● What you will do: Pull out every line of the material below that contains the string "ទងមកព", treating uppercase and lowercase as different, and copy those lines.

● Extracted entries:
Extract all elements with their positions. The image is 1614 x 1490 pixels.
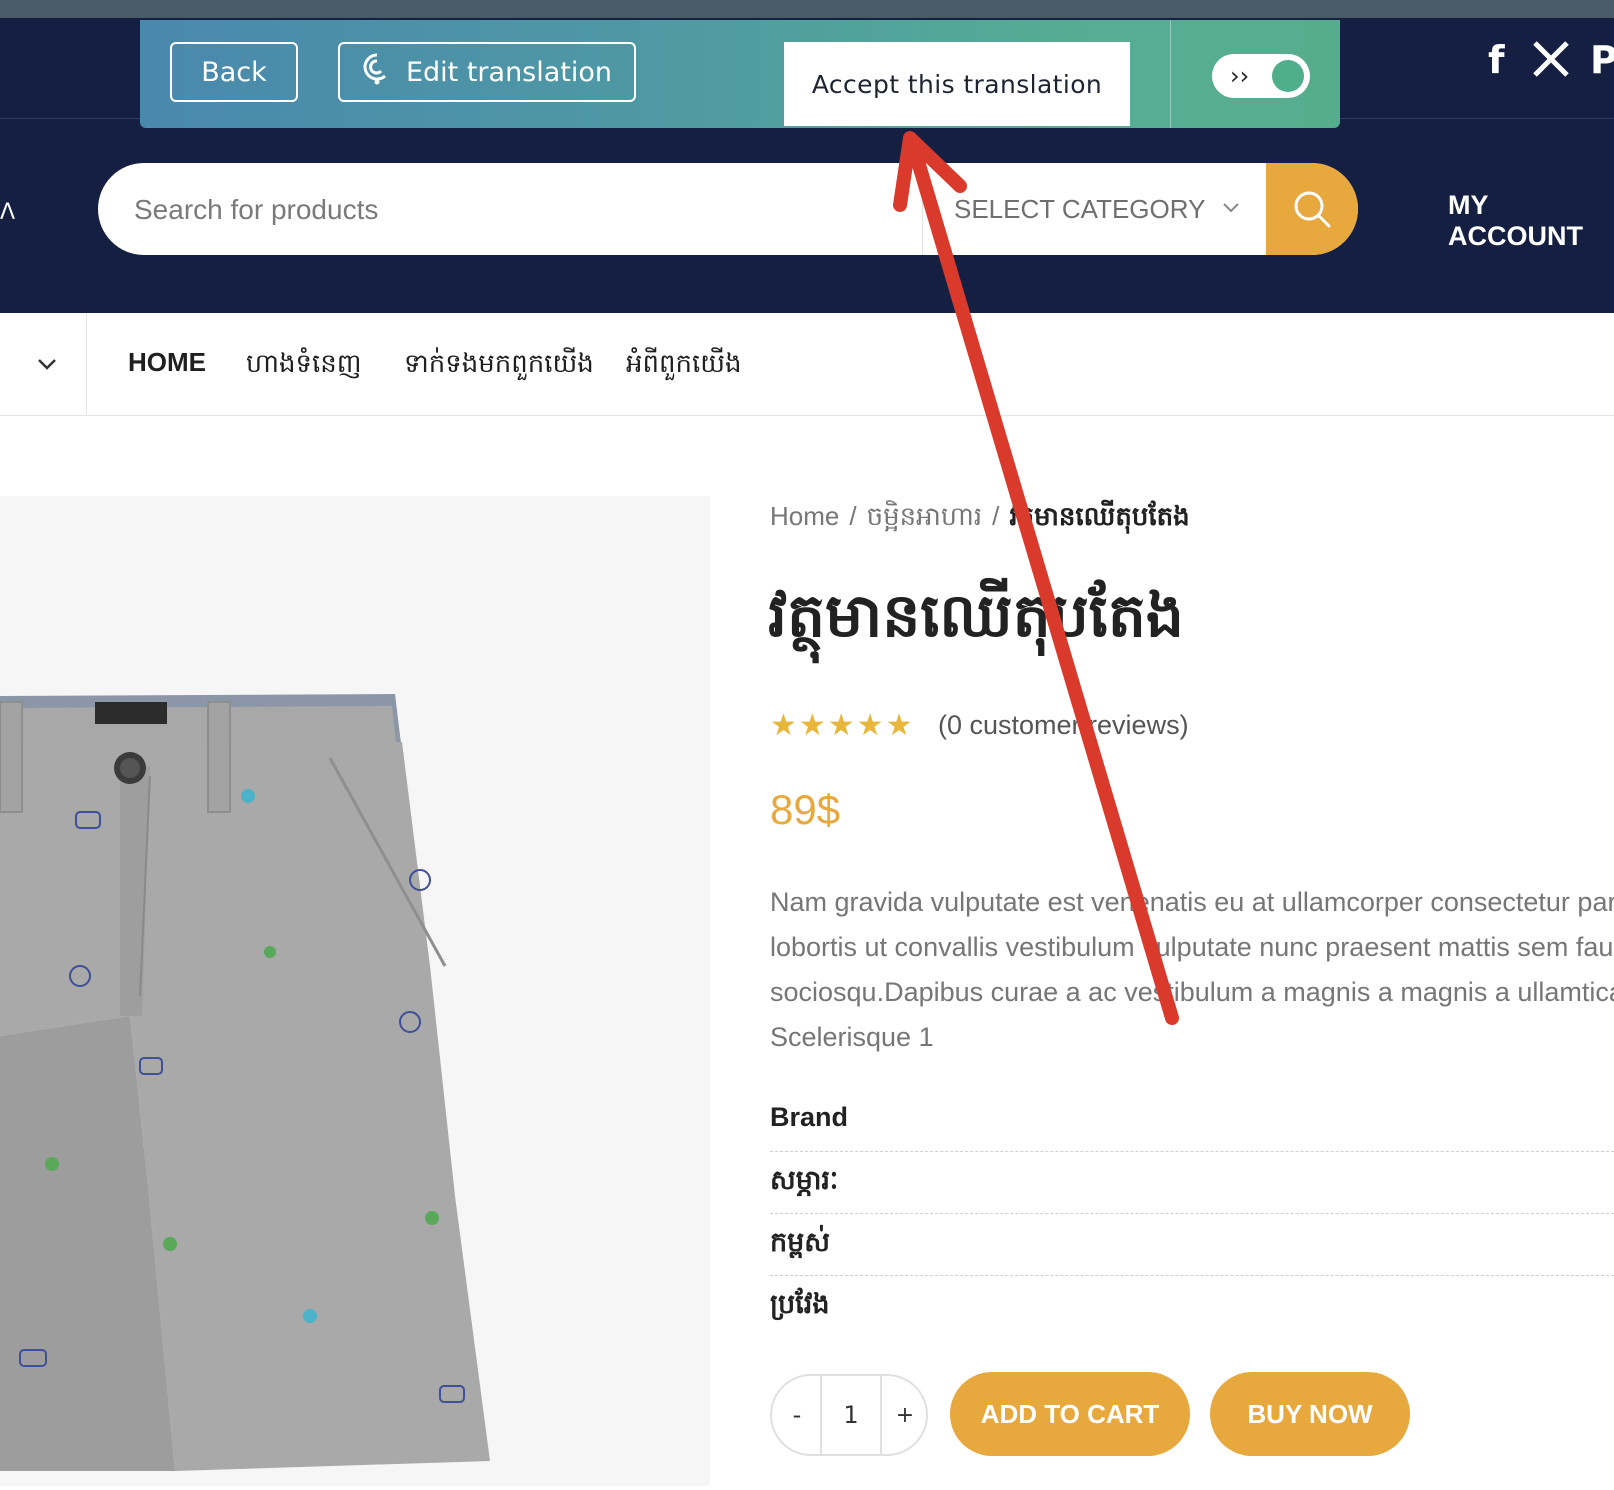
nav-item-home[interactable]: HOME [128, 347, 206, 378]
nav-item-about[interactable]: អំពីពួកយើង [626, 347, 742, 385]
reviews-link[interactable]: (0 customer reviews) [938, 710, 1189, 741]
translation-toggle[interactable]: ›› [1212, 54, 1310, 98]
attribute-label: Brand [770, 1102, 849, 1132]
attribute-label: កម្ពស់ [770, 1227, 830, 1257]
back-button-label: Back [201, 56, 267, 88]
quantity-input[interactable]: 1 [820, 1376, 882, 1454]
attribute-row: ប្រវែង [770, 1276, 1614, 1338]
breadcrumb-separator: / [849, 501, 857, 531]
attribute-row: សម្ភារៈ [770, 1152, 1614, 1214]
toggle-knob [1272, 60, 1304, 92]
x-icon[interactable] [1532, 40, 1570, 87]
product-image[interactable] [0, 496, 710, 1486]
facebook-icon[interactable]: f [1488, 38, 1505, 82]
description-line: Scelerisque 1 [770, 1022, 934, 1052]
quantity-stepper: - 1 + [770, 1374, 928, 1456]
breadcrumb-home[interactable]: Home [770, 501, 839, 531]
attribute-row: កម្ពស់ [770, 1214, 1614, 1276]
description-line: Nam gravida vulputate est venenatis eu a… [770, 887, 1614, 917]
buy-now-label: BUY NOW [1247, 1398, 1373, 1429]
attribute-label: ប្រវែង [770, 1289, 830, 1319]
product-price: 89$ [770, 786, 841, 833]
attribute-label: សម្ភារៈ [770, 1165, 839, 1195]
edit-translation-label: Edit translation [405, 56, 613, 88]
buy-now-button[interactable]: BUY NOW [1210, 1372, 1410, 1456]
chevron-down-icon [1223, 203, 1239, 213]
description-line: sociosqu.Dapibus curae a ac vestibulum a… [770, 977, 1614, 1007]
search-bar: SELECT CATEGORY [98, 163, 1358, 255]
search-button[interactable] [1266, 163, 1358, 255]
pinterest-icon[interactable]: P [1590, 38, 1614, 82]
add-to-cart-button[interactable]: ADD TO CART [950, 1372, 1190, 1456]
rating-stars: ★★★★★ [770, 708, 915, 743]
breadcrumb-current: វត្ថុមានឈើតុបតែង [1009, 501, 1190, 531]
back-button[interactable]: Back [170, 42, 298, 102]
product-description: Nam gravida vulputate est venenatis eu a… [770, 880, 1614, 1060]
nav-item-shop[interactable]: ហាងទំនេញ [246, 347, 362, 385]
translation-toolbar: Back Edit translation Accept this transl… [140, 20, 1340, 128]
description-line: lobortis ut convallis vestibulum vulputa… [770, 932, 1614, 962]
translate-icon [362, 52, 392, 93]
breadcrumb-category[interactable]: ចម្អិនអាហារ [867, 501, 983, 531]
logo-fragment: Λ [0, 200, 16, 225]
quantity-increase-button[interactable]: + [882, 1376, 928, 1454]
search-input[interactable] [132, 163, 926, 255]
edit-translation-button[interactable]: Edit translation [338, 42, 636, 102]
accept-translation-label: Accept this translation [811, 69, 1103, 99]
quantity-decrease-button[interactable]: - [772, 1376, 822, 1454]
category-select-label: SELECT CATEGORY [954, 193, 1206, 224]
chevron-down-icon[interactable] [32, 349, 62, 379]
breadcrumb: Home / ចម្អិនអាហារ / វត្ថុមានឈើតុបតែង [770, 500, 1190, 538]
category-separator [922, 163, 923, 255]
accept-translation-button[interactable]: Accept this translation [784, 42, 1130, 126]
main-nav: HOME ហាងទំនេញ ទាក់ទងមកពួកយើង អំពីពួកយើង [0, 313, 1614, 416]
add-to-cart-label: ADD TO CART [980, 1398, 1160, 1429]
chevron-right-icon: ›› [1230, 62, 1250, 90]
category-select[interactable]: SELECT CATEGORY [954, 163, 1205, 255]
my-account-link[interactable]: MY ACCOUNT [1448, 190, 1614, 252]
breadcrumb-separator: / [992, 501, 1000, 531]
browser-top-strip [0, 0, 1614, 18]
toolbar-separator [1170, 20, 1171, 128]
attribute-row: Brand [770, 1090, 1614, 1152]
nav-item-contact[interactable]: ទាក់ទងមកពួកយើង [404, 347, 594, 385]
nav-divider [86, 313, 87, 415]
shorts-image [0, 694, 490, 1471]
product-title: វត្ថុមានឈើតុបតែង [768, 581, 1185, 651]
search-icon [1294, 191, 1331, 228]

● Answer for the task:
main-nav: HOME ហាងទំនេញ ទាក់ទងមកពួកយើង អំពីពួកយើង [0, 313, 1614, 416]
nav-item-contact[interactable]: ទាក់ទងមកពួកយើង [404, 347, 594, 385]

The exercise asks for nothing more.